Search the material for the string "true" and copy each line where it occurs.

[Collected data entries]

begin

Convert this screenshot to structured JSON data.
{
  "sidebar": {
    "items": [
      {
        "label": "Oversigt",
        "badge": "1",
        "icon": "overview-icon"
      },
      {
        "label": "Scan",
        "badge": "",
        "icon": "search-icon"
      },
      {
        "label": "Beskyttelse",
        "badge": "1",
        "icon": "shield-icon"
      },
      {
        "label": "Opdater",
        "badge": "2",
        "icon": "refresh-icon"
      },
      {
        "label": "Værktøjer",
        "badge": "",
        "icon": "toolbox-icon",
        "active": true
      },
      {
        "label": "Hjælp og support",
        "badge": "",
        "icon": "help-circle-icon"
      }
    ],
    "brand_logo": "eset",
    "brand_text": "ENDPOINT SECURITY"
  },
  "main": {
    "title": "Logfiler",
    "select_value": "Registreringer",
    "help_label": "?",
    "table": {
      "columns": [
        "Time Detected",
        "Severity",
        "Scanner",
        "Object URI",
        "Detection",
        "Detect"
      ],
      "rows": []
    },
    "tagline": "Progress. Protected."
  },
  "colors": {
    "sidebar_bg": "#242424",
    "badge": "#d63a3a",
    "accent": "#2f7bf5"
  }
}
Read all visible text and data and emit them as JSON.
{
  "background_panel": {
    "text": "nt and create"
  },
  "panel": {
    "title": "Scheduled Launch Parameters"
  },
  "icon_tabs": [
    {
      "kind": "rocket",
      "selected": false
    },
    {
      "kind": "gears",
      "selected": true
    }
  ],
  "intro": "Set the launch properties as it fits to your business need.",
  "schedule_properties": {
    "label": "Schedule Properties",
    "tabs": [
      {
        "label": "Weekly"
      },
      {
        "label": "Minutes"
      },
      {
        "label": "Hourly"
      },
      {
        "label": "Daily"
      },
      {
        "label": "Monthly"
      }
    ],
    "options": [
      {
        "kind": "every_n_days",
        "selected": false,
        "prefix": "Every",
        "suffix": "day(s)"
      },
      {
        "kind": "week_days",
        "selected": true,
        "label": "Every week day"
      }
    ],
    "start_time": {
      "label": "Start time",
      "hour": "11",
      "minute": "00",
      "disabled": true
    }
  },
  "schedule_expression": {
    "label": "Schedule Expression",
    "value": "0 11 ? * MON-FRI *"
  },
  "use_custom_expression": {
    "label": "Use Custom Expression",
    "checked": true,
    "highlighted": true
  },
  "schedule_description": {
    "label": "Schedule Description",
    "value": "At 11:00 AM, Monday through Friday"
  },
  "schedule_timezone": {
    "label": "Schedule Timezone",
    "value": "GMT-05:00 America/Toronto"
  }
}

end

◆ **RESULT FOR THIS EXERCISE**:
        "active": true
      "selected": true
        "selected": true,
      "disabled": true
    "checked": true,
    "highlighted": true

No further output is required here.